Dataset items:
· · · · ·

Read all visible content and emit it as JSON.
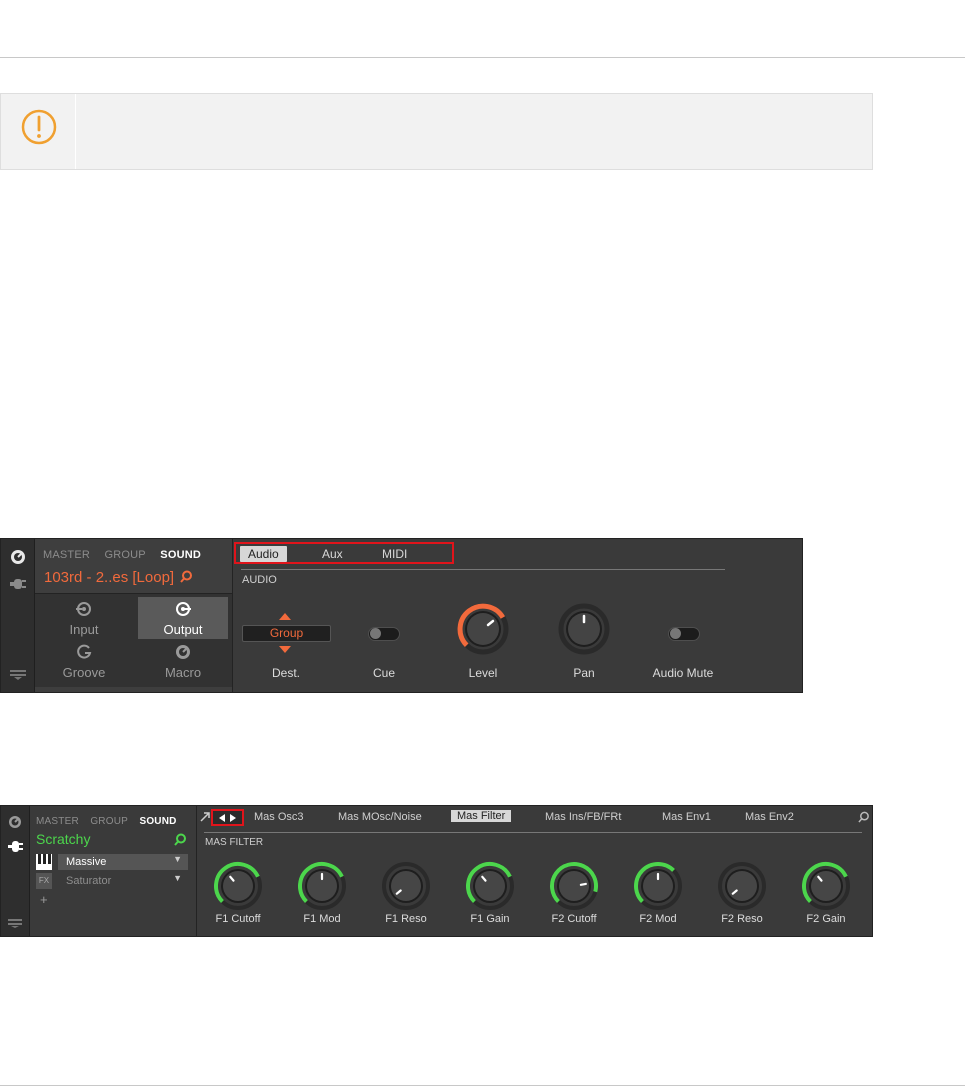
{
  "panel1": {
    "nav_tabs": [
      "MASTER",
      "GROUP",
      "SOUND"
    ],
    "sound_name": "103rd - 2..es [Loop]",
    "cells": [
      "Input",
      "Output",
      "Groove",
      "Macro"
    ],
    "tabs": [
      "Audio",
      "Aux",
      "MIDI"
    ],
    "section_title": "AUDIO",
    "dest_value": "Group",
    "controls": {
      "dest": "Dest.",
      "cue": "Cue",
      "level": "Level",
      "pan": "Pan",
      "audio_mute": "Audio Mute"
    },
    "colors": {
      "accent": "#f26a3c",
      "highlight_box": "#e0141b"
    }
  },
  "panel2": {
    "nav_tabs": [
      "MASTER",
      "GROUP",
      "SOUND"
    ],
    "sound_name": "Scratchy",
    "plugins": [
      {
        "badge": "",
        "name": "Massive"
      },
      {
        "badge": "FX",
        "name": "Saturator"
      }
    ],
    "add_symbol": "+",
    "page_tabs": [
      "Mas Osc3",
      "Mas MOsc/Noise",
      "Mas Filter",
      "Mas Ins/FB/FRt",
      "Mas Env1",
      "Mas Env2"
    ],
    "section_title": "MAS FILTER",
    "knobs": [
      {
        "label": "F1 Cutoff",
        "active": true
      },
      {
        "label": "F1 Mod",
        "active": true
      },
      {
        "label": "F1 Reso",
        "active": false
      },
      {
        "label": "F1 Gain",
        "active": true
      },
      {
        "label": "F2 Cutoff",
        "active": true
      },
      {
        "label": "F2 Mod",
        "active": true
      },
      {
        "label": "F2 Reso",
        "active": false
      },
      {
        "label": "F2 Gain",
        "active": true
      }
    ],
    "colors": {
      "accent": "#4cd64c"
    }
  },
  "note_box": {
    "icon": "warning-icon",
    "color": "#f0a030"
  }
}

· · · · ·

EXERCISE DIRECTIONS
Pictures are excluded; copy all other data exactly as shown.

EXERCISE SOLUTION
Read all visible content and emit it as JSON.
{
  "panel1": {
    "nav_tabs": [
      "MASTER",
      "GROUP",
      "SOUND"
    ],
    "sound_name": "103rd - 2..es [Loop]",
    "cells": [
      "Input",
      "Output",
      "Groove",
      "Macro"
    ],
    "tabs": [
      "Audio",
      "Aux",
      "MIDI"
    ],
    "section_title": "AUDIO",
    "dest_value": "Group",
    "controls": {
      "dest": "Dest.",
      "cue": "Cue",
      "level": "Level",
      "pan": "Pan",
      "audio_mute": "Audio Mute"
    },
    "colors": {
      "accent": "#f26a3c",
      "highlight_box": "#e0141b"
    }
  },
  "panel2": {
    "nav_tabs": [
      "MASTER",
      "GROUP",
      "SOUND"
    ],
    "sound_name": "Scratchy",
    "plugins": [
      {
        "badge": "",
        "name": "Massive"
      },
      {
        "badge": "FX",
        "name": "Saturator"
      }
    ],
    "add_symbol": "+",
    "page_tabs": [
      "Mas Osc3",
      "Mas MOsc/Noise",
      "Mas Filter",
      "Mas Ins/FB/FRt",
      "Mas Env1",
      "Mas Env2"
    ],
    "section_title": "MAS FILTER",
    "knobs": [
      {
        "label": "F1 Cutoff",
        "active": true
      },
      {
        "label": "F1 Mod",
        "active": true
      },
      {
        "label": "F1 Reso",
        "active": false
      },
      {
        "label": "F1 Gain",
        "active": true
      },
      {
        "label": "F2 Cutoff",
        "active": true
      },
      {
        "label": "F2 Mod",
        "active": true
      },
      {
        "label": "F2 Reso",
        "active": false
      },
      {
        "label": "F2 Gain",
        "active": true
      }
    ],
    "colors": {
      "accent": "#4cd64c"
    }
  },
  "note_box": {
    "icon": "warning-icon",
    "color": "#f0a030"
  }
}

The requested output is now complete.